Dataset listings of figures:
***

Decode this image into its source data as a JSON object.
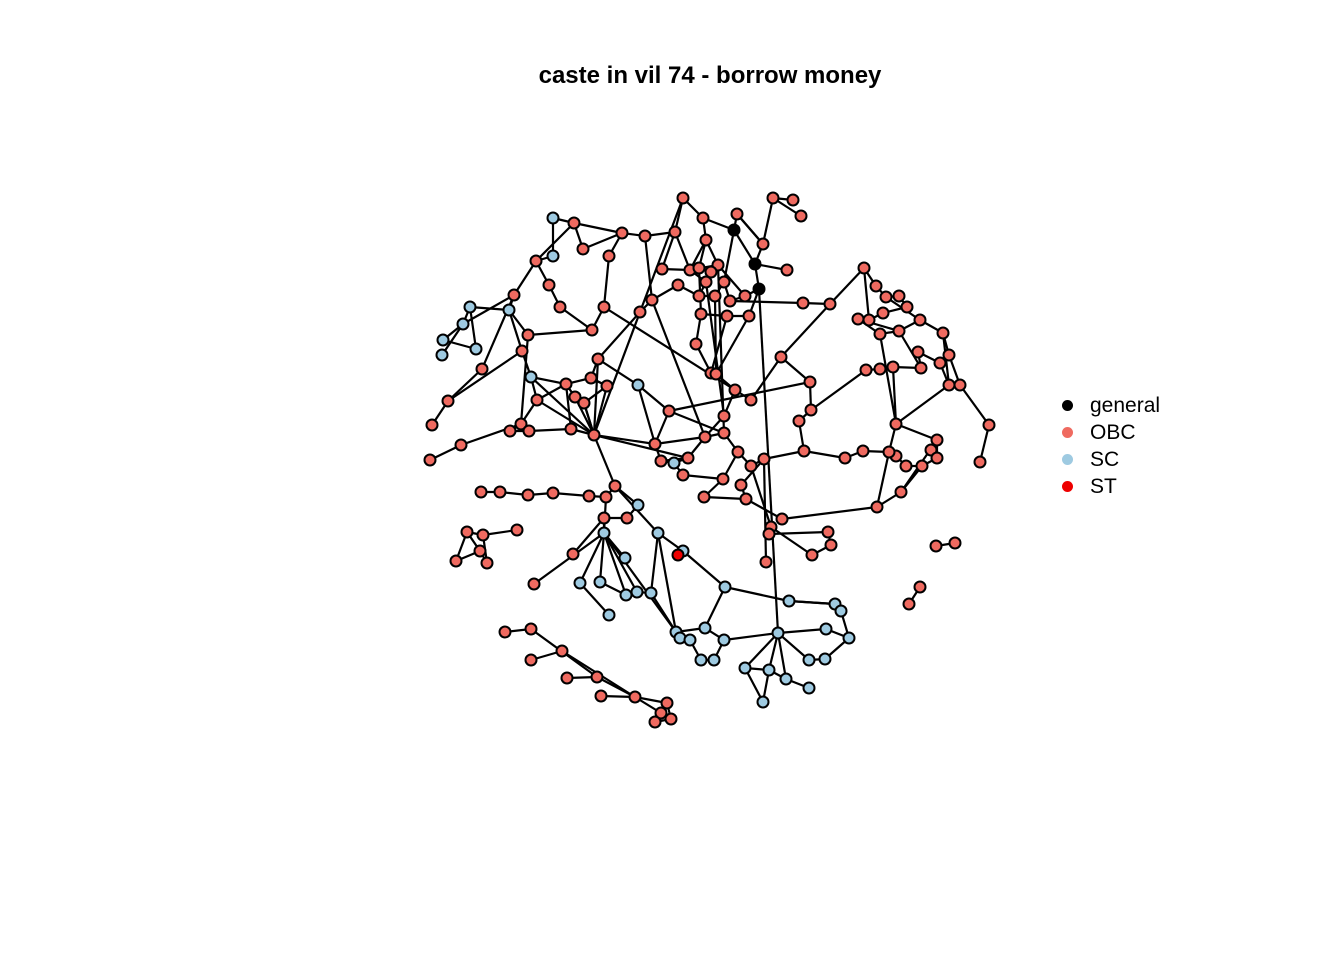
{
  "title": "caste in vil 74 - borrow money",
  "legend": [
    {
      "label": "general",
      "color": "#000000"
    },
    {
      "label": "OBC",
      "color": "#ef6a60"
    },
    {
      "label": "SC",
      "color": "#9ecae1"
    },
    {
      "label": "ST",
      "color": "#ee0000"
    }
  ]
}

***

Brief: Transcribe the records above exactly, leaving out every picture.

Complete answer:
Decode this image into its source data as a JSON object.
{
  "title": "caste in vil 74 - borrow money",
  "legend": [
    {
      "label": "general",
      "color": "#000000"
    },
    {
      "label": "OBC",
      "color": "#ef6a60"
    },
    {
      "label": "SC",
      "color": "#9ecae1"
    },
    {
      "label": "ST",
      "color": "#ee0000"
    }
  ]
}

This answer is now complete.